**The request:**
Exactly repeat all the records below, omitting the images they hold.

[Dataset records]
↓

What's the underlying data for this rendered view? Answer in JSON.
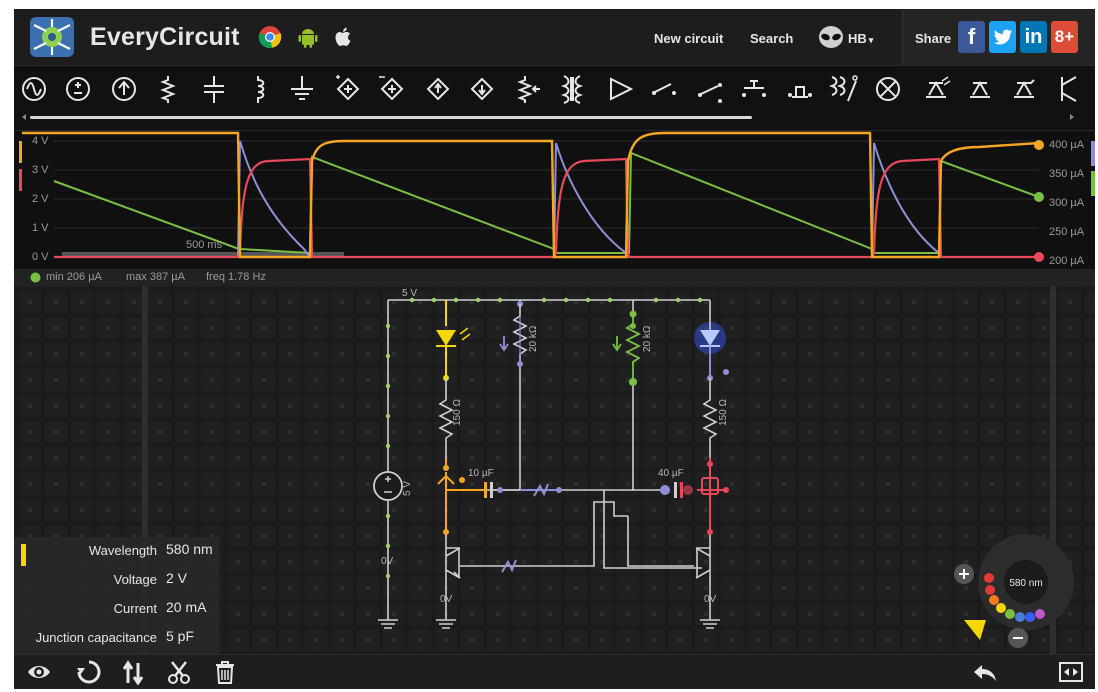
{
  "app": {
    "name": "EveryCircuit"
  },
  "nav": {
    "new_circuit": "New circuit",
    "search": "Search",
    "user": "HB"
  },
  "share": {
    "label": "Share",
    "facebook": "f",
    "twitter": "t",
    "linkedin": "in",
    "googleplus": "8+"
  },
  "toolbar": {
    "tools": [
      "ac-voltage-source-icon",
      "dc-voltage-source-icon",
      "current-source-icon",
      "resistor-icon",
      "capacitor-icon",
      "inductor-icon",
      "ground-icon",
      "dependent-source-icon",
      "dependent-source-2-icon",
      "dependent-source-3-icon",
      "dependent-source-4-icon",
      "potentiometer-icon",
      "transformer-icon",
      "opamp-icon",
      "switch-spst-icon",
      "switch-spdt-icon",
      "pushbutton-icon",
      "pushbutton-2-icon",
      "relay-icon",
      "lamp-icon",
      "led-icon",
      "diode-icon",
      "zener-diode-icon",
      "bjt-icon"
    ]
  },
  "scope": {
    "left_axis": [
      "4 V",
      "3 V",
      "2 V",
      "1 V",
      "0 V"
    ],
    "right_axis": [
      "400 µA",
      "350 µA",
      "300 µA",
      "250 µA",
      "200 µA"
    ],
    "time_label": "500 ms",
    "series_colors": {
      "orange": "#f5a623",
      "red": "#e8485a",
      "purple": "#8f8fd8",
      "green": "#7ac143"
    }
  },
  "stats": {
    "min": "min 206 µA",
    "max": "max 387 µA",
    "freq": "freq 1.78 Hz"
  },
  "circuit": {
    "supply_label": "5 V",
    "source_label": "5 V",
    "r1": "150 Ω",
    "r2": "20 kΩ",
    "r3": "20 kΩ",
    "r4": "150 Ω",
    "c1": "10 µF",
    "c2": "40 µF",
    "v_a": "0V",
    "v_b": "0V",
    "v_c": "0V",
    "led_dial": "580 nm"
  },
  "properties": [
    {
      "name": "Wavelength",
      "value": "580 nm"
    },
    {
      "name": "Voltage",
      "value": "2 V"
    },
    {
      "name": "Current",
      "value": "20 mA"
    },
    {
      "name": "Junction capacitance",
      "value": "5 pF"
    }
  ],
  "colors": {
    "accent_yellow": "#f5d800",
    "background": "#0b0b0b"
  }
}
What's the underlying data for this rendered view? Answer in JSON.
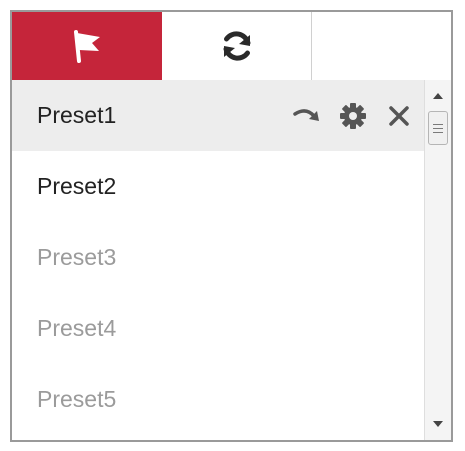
{
  "tabs": [
    {
      "icon": "flag-icon",
      "active": true
    },
    {
      "icon": "refresh-icon",
      "active": false
    },
    {
      "icon": "",
      "active": false
    }
  ],
  "presets": [
    {
      "label": "Preset1",
      "selected": true,
      "set": true
    },
    {
      "label": "Preset2",
      "selected": false,
      "set": true
    },
    {
      "label": "Preset3",
      "selected": false,
      "set": false
    },
    {
      "label": "Preset4",
      "selected": false,
      "set": false
    },
    {
      "label": "Preset5",
      "selected": false,
      "set": false
    }
  ],
  "row_actions": [
    "call-preset-icon",
    "gear-icon",
    "close-icon"
  ],
  "colors": {
    "active_tab": "#c5253a",
    "selected_row": "#ededed",
    "set_text": "#222222",
    "unset_text": "#9b9b9b"
  }
}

↑

**Result of the exercise:**
What's the underlying data for this rendered view? Answer in JSON.
{
  "app": {
    "name": "EveryCircuit"
  },
  "nav": {
    "new_circuit": "New circuit",
    "search": "Search",
    "user": "HB"
  },
  "share": {
    "label": "Share",
    "facebook": "f",
    "twitter": "t",
    "linkedin": "in",
    "googleplus": "8+"
  },
  "toolbar": {
    "tools": [
      "ac-voltage-source-icon",
      "dc-voltage-source-icon",
      "current-source-icon",
      "resistor-icon",
      "capacitor-icon",
      "inductor-icon",
      "ground-icon",
      "dependent-source-icon",
      "dependent-source-2-icon",
      "dependent-source-3-icon",
      "dependent-source-4-icon",
      "potentiometer-icon",
      "transformer-icon",
      "opamp-icon",
      "switch-spst-icon",
      "switch-spdt-icon",
      "pushbutton-icon",
      "pushbutton-2-icon",
      "relay-icon",
      "lamp-icon",
      "led-icon",
      "diode-icon",
      "zener-diode-icon",
      "bjt-icon"
    ]
  },
  "scope": {
    "left_axis": [
      "4 V",
      "3 V",
      "2 V",
      "1 V",
      "0 V"
    ],
    "right_axis": [
      "400 µA",
      "350 µA",
      "300 µA",
      "250 µA",
      "200 µA"
    ],
    "time_label": "500 ms",
    "series_colors": {
      "orange": "#f5a623",
      "red": "#e8485a",
      "purple": "#8f8fd8",
      "green": "#7ac143"
    }
  },
  "stats": {
    "min": "min 206 µA",
    "max": "max 387 µA",
    "freq": "freq 1.78 Hz"
  },
  "circuit": {
    "supply_label": "5 V",
    "source_label": "5 V",
    "r1": "150 Ω",
    "r2": "20 kΩ",
    "r3": "20 kΩ",
    "r4": "150 Ω",
    "c1": "10 µF",
    "c2": "40 µF",
    "v_a": "0V",
    "v_b": "0V",
    "v_c": "0V",
    "led_dial": "580 nm"
  },
  "properties": [
    {
      "name": "Wavelength",
      "value": "580 nm"
    },
    {
      "name": "Voltage",
      "value": "2 V"
    },
    {
      "name": "Current",
      "value": "20 mA"
    },
    {
      "name": "Junction capacitance",
      "value": "5 pF"
    }
  ],
  "colors": {
    "accent_yellow": "#f5d800",
    "background": "#0b0b0b"
  }
}
What's the underlying data for this rendered view? Answer in JSON.
{
  "tabs": [
    {
      "icon": "flag-icon",
      "active": true
    },
    {
      "icon": "refresh-icon",
      "active": false
    },
    {
      "icon": "",
      "active": false
    }
  ],
  "presets": [
    {
      "label": "Preset1",
      "selected": true,
      "set": true
    },
    {
      "label": "Preset2",
      "selected": false,
      "set": true
    },
    {
      "label": "Preset3",
      "selected": false,
      "set": false
    },
    {
      "label": "Preset4",
      "selected": false,
      "set": false
    },
    {
      "label": "Preset5",
      "selected": false,
      "set": false
    }
  ],
  "row_actions": [
    "call-preset-icon",
    "gear-icon",
    "close-icon"
  ],
  "colors": {
    "active_tab": "#c5253a",
    "selected_row": "#ededed",
    "set_text": "#222222",
    "unset_text": "#9b9b9b"
  }
}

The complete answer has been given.